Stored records
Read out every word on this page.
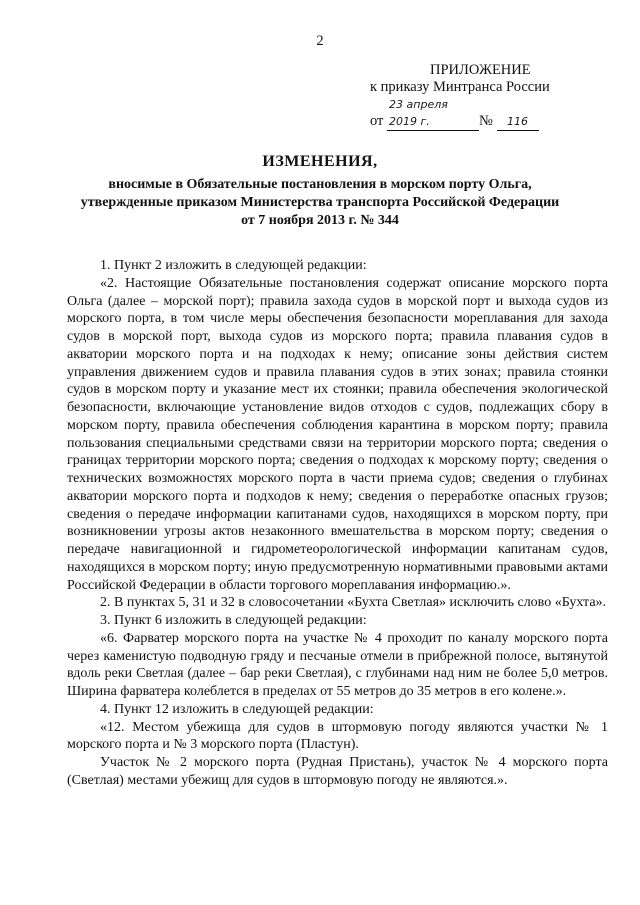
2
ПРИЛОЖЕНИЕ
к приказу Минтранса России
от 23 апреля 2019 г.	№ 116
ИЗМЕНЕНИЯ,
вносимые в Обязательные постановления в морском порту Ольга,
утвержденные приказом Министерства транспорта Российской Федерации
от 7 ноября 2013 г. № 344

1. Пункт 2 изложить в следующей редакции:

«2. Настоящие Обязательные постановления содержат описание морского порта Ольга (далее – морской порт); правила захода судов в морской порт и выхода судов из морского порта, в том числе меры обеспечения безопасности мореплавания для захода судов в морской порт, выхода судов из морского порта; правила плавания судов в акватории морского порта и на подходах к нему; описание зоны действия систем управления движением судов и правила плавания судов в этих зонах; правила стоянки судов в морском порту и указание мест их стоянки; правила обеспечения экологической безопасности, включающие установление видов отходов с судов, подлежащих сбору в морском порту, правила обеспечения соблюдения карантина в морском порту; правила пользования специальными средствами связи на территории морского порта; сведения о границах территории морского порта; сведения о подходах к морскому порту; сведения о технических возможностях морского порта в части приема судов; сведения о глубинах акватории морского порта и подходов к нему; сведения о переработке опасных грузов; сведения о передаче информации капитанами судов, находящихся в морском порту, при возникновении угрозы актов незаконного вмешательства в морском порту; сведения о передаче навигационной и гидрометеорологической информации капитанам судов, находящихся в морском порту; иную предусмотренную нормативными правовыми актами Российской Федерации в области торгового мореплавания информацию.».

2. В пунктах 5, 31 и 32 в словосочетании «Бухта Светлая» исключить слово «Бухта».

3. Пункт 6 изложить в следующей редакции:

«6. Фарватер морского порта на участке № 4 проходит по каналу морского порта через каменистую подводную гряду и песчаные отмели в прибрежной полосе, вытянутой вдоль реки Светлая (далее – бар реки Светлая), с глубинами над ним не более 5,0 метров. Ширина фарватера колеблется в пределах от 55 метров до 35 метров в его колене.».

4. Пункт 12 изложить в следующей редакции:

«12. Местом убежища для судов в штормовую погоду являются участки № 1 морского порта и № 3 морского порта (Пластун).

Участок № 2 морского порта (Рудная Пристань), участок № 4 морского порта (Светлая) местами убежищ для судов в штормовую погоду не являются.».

**PROBLEM TO SOLVE**
Repeat each entry precisely as it appears. Leave the pictures out.

**THE REPLY**
Read out every word on this page.
2
ПРИЛОЖЕНИЕ
к приказу Минтранса России
от 23 апреля 2019 г.	№ 116
ИЗМЕНЕНИЯ,
вносимые в Обязательные постановления в морском порту Ольга,
утвержденные приказом Министерства транспорта Российской Федерации
от 7 ноября 2013 г. № 344

1. Пункт 2 изложить в следующей редакции:

«2. Настоящие Обязательные постановления содержат описание морского порта Ольга (далее – морской порт); правила захода судов в морской порт и выхода судов из морского порта, в том числе меры обеспечения безопасности мореплавания для захода судов в морской порт, выхода судов из морского порта; правила плавания судов в акватории морского порта и на подходах к нему; описание зоны действия систем управления движением судов и правила плавания судов в этих зонах; правила стоянки судов в морском порту и указание мест их стоянки; правила обеспечения экологической безопасности, включающие установление видов отходов с судов, подлежащих сбору в морском порту, правила обеспечения соблюдения карантина в морском порту; правила пользования специальными средствами связи на территории морского порта; сведения о границах территории морского порта; сведения о подходах к морскому порту; сведения о технических возможностях морского порта в части приема судов; сведения о глубинах акватории морского порта и подходов к нему; сведения о переработке опасных грузов; сведения о передаче информации капитанами судов, находящихся в морском порту, при возникновении угрозы актов незаконного вмешательства в морском порту; сведения о передаче навигационной и гидрометеорологической информации капитанам судов, находящихся в морском порту; иную предусмотренную нормативными правовыми актами Российской Федерации в области торгового мореплавания информацию.».

2. В пунктах 5, 31 и 32 в словосочетании «Бухта Светлая» исключить слово «Бухта».

3. Пункт 6 изложить в следующей редакции:

«6. Фарватер морского порта на участке № 4 проходит по каналу морского порта через каменистую подводную гряду и песчаные отмели в прибрежной полосе, вытянутой вдоль реки Светлая (далее – бар реки Светлая), с глубинами над ним не более 5,0 метров. Ширина фарватера колеблется в пределах от 55 метров до 35 метров в его колене.».

4. Пункт 12 изложить в следующей редакции:

«12. Местом убежища для судов в штормовую погоду являются участки № 1 морского порта и № 3 морского порта (Пластун).

Участок № 2 морского порта (Рудная Пристань), участок № 4 морского порта (Светлая) местами убежищ для судов в штормовую погоду не являются.».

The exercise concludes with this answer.